## Problem to solve
Rewrite the records below, substituting "Numbered description" for every occurrence of "Description with numbered items" and leaving everything else unchanged.

## Data shown
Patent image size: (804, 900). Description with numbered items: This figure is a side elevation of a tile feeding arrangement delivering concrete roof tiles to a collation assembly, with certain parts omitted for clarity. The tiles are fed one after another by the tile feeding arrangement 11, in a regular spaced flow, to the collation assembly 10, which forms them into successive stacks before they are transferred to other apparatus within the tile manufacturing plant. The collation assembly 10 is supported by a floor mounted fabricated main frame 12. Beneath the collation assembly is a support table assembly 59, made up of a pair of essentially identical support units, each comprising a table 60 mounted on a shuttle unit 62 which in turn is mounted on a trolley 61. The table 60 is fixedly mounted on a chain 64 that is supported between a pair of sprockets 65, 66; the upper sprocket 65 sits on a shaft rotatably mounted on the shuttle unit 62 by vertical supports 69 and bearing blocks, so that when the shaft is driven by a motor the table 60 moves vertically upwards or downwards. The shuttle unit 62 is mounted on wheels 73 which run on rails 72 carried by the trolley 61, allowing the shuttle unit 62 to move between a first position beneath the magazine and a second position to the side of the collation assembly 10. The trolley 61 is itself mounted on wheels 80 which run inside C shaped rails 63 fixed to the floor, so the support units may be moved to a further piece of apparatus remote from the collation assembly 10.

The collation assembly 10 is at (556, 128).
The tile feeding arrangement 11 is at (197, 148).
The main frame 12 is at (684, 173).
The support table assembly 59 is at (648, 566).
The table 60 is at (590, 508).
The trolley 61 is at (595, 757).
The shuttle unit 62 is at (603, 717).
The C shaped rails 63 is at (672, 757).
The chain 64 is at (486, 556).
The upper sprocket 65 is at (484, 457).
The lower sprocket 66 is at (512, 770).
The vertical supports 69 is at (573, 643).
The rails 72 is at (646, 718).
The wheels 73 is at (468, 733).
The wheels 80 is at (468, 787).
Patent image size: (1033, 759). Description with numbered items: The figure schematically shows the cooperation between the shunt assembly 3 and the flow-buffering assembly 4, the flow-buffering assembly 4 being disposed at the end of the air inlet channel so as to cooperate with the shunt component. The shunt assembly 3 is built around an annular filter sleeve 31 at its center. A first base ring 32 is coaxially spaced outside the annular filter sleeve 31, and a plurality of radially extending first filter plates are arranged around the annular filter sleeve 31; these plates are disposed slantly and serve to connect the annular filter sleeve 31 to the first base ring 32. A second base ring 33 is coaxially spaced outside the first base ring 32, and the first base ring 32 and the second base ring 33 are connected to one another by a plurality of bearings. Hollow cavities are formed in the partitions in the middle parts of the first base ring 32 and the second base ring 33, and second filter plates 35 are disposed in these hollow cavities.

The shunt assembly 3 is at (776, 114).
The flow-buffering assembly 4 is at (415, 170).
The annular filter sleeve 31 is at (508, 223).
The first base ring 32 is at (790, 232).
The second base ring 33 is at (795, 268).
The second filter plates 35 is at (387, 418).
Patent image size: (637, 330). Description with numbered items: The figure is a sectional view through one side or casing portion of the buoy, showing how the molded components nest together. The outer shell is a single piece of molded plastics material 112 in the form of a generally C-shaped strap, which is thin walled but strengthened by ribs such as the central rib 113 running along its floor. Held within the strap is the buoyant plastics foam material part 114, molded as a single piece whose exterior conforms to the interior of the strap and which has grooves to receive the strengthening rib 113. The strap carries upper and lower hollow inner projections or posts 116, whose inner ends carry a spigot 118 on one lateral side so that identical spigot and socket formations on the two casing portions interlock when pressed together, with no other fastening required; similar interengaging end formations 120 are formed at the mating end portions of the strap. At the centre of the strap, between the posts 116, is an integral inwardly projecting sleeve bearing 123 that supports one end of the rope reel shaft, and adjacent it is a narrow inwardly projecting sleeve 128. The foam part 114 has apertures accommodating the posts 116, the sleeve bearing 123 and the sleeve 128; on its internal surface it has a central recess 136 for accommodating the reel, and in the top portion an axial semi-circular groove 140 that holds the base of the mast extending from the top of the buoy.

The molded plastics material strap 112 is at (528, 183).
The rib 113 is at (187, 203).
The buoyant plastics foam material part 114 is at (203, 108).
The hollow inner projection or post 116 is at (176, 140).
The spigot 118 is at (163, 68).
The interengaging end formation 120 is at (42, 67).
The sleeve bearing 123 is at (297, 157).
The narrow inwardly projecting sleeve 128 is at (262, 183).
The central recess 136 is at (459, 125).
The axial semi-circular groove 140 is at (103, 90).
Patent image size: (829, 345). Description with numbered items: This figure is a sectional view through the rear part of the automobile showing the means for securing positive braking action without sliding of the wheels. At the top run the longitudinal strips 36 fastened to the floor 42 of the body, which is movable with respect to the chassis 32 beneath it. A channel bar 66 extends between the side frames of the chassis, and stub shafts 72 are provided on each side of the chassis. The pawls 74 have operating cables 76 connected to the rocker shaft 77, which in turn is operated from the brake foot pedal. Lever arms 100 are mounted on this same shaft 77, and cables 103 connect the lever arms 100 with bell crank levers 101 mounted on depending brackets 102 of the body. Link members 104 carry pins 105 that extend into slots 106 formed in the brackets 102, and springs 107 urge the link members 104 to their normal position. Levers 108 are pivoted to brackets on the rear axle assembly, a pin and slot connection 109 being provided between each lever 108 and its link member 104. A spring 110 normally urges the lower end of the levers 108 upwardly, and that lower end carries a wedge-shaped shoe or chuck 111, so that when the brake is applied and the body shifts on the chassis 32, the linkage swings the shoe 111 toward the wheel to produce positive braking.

## The output
Patent image size: (804, 900). Numbered description: This figure is a side elevation of a tile feeding arrangement delivering concrete roof tiles to a collation assembly, with certain parts omitted for clarity. The tiles are fed one after another by the tile feeding arrangement 11, in a regular spaced flow, to the collation assembly 10, which forms them into successive stacks before they are transferred to other apparatus within the tile manufacturing plant. The collation assembly 10 is supported by a floor mounted fabricated main frame 12. Beneath the collation assembly is a support table assembly 59, made up of a pair of essentially identical support units, each comprising a table 60 mounted on a shuttle unit 62 which in turn is mounted on a trolley 61. The table 60 is fixedly mounted on a chain 64 that is supported between a pair of sprockets 65, 66; the upper sprocket 65 sits on a shaft rotatably mounted on the shuttle unit 62 by vertical supports 69 and bearing blocks, so that when the shaft is driven by a motor the table 60 moves vertically upwards or downwards. The shuttle unit 62 is mounted on wheels 73 which run on rails 72 carried by the trolley 61, allowing the shuttle unit 62 to move between a first position beneath the magazine and a second position to the side of the collation assembly 10. The trolley 61 is itself mounted on wheels 80 which run inside C shaped rails 63 fixed to the floor, so the support units may be moved to a further piece of apparatus remote from the collation assembly 10.

The collation assembly 10 is at (556, 128).
The tile feeding arrangement 11 is at (197, 148).
The main frame 12 is at (684, 173).
The support table assembly 59 is at (648, 566).
The table 60 is at (590, 508).
The trolley 61 is at (595, 757).
The shuttle unit 62 is at (603, 717).
The C shaped rails 63 is at (672, 757).
The chain 64 is at (486, 556).
The upper sprocket 65 is at (484, 457).
The lower sprocket 66 is at (512, 770).
The vertical supports 69 is at (573, 643).
The rails 72 is at (646, 718).
The wheels 73 is at (468, 733).
The wheels 80 is at (468, 787).
Patent image size: (1033, 759). Numbered description: The figure schematically shows the cooperation between the shunt assembly 3 and the flow-buffering assembly 4, the flow-buffering assembly 4 being disposed at the end of the air inlet channel so as to cooperate with the shunt component. The shunt assembly 3 is built around an annular filter sleeve 31 at its center. A first base ring 32 is coaxially spaced outside the annular filter sleeve 31, and a plurality of radially extending first filter plates are arranged around the annular filter sleeve 31; these plates are disposed slantly and serve to connect the annular filter sleeve 31 to the first base ring 32. A second base ring 33 is coaxially spaced outside the first base ring 32, and the first base ring 32 and the second base ring 33 are connected to one another by a plurality of bearings. Hollow cavities are formed in the partitions in the middle parts of the first base ring 32 and the second base ring 33, and second filter plates 35 are disposed in these hollow cavities.

The shunt assembly 3 is at (776, 114).
The flow-buffering assembly 4 is at (415, 170).
The annular filter sleeve 31 is at (508, 223).
The first base ring 32 is at (790, 232).
The second base ring 33 is at (795, 268).
The second filter plates 35 is at (387, 418).
Patent image size: (637, 330). Numbered description: The figure is a sectional view through one side or casing portion of the buoy, showing how the molded components nest together. The outer shell is a single piece of molded plastics material 112 in the form of a generally C-shaped strap, which is thin walled but strengthened by ribs such as the central rib 113 running along its floor. Held within the strap is the buoyant plastics foam material part 114, molded as a single piece whose exterior conforms to the interior of the strap and which has grooves to receive the strengthening rib 113. The strap carries upper and lower hollow inner projections or posts 116, whose inner ends carry a spigot 118 on one lateral side so that identical spigot and socket formations on the two casing portions interlock when pressed together, with no other fastening required; similar interengaging end formations 120 are formed at the mating end portions of the strap. At the centre of the strap, between the posts 116, is an integral inwardly projecting sleeve bearing 123 that supports one end of the rope reel shaft, and adjacent it is a narrow inwardly projecting sleeve 128. The foam part 114 has apertures accommodating the posts 116, the sleeve bearing 123 and the sleeve 128; on its internal surface it has a central recess 136 for accommodating the reel, and in the top portion an axial semi-circular groove 140 that holds the base of the mast extending from the top of the buoy.

The molded plastics material strap 112 is at (528, 183).
The rib 113 is at (187, 203).
The buoyant plastics foam material part 114 is at (203, 108).
The hollow inner projection or post 116 is at (176, 140).
The spigot 118 is at (163, 68).
The interengaging end formation 120 is at (42, 67).
The sleeve bearing 123 is at (297, 157).
The narrow inwardly projecting sleeve 128 is at (262, 183).
The central recess 136 is at (459, 125).
The axial semi-circular groove 140 is at (103, 90).
Patent image size: (829, 345). Numbered description: This figure is a sectional view through the rear part of the automobile showing the means for securing positive braking action without sliding of the wheels. At the top run the longitudinal strips 36 fastened to the floor 42 of the body, which is movable with respect to the chassis 32 beneath it. A channel bar 66 extends between the side frames of the chassis, and stub shafts 72 are provided on each side of the chassis. The pawls 74 have operating cables 76 connected to the rocker shaft 77, which in turn is operated from the brake foot pedal. Lever arms 100 are mounted on this same shaft 77, and cables 103 connect the lever arms 100 with bell crank levers 101 mounted on depending brackets 102 of the body. Link members 104 carry pins 105 that extend into slots 106 formed in the brackets 102, and springs 107 urge the link members 104 to their normal position. Levers 108 are pivoted to brackets on the rear axle assembly, a pin and slot connection 109 being provided between each lever 108 and its link member 104. A spring 110 normally urges the lower end of the levers 108 upwardly, and that lower end carries a wedge-shaped shoe or chuck 111, so that when the brake is applied and the body shifts on the chassis 32, the linkage swings the shoe 111 toward the wheel to produce positive braking.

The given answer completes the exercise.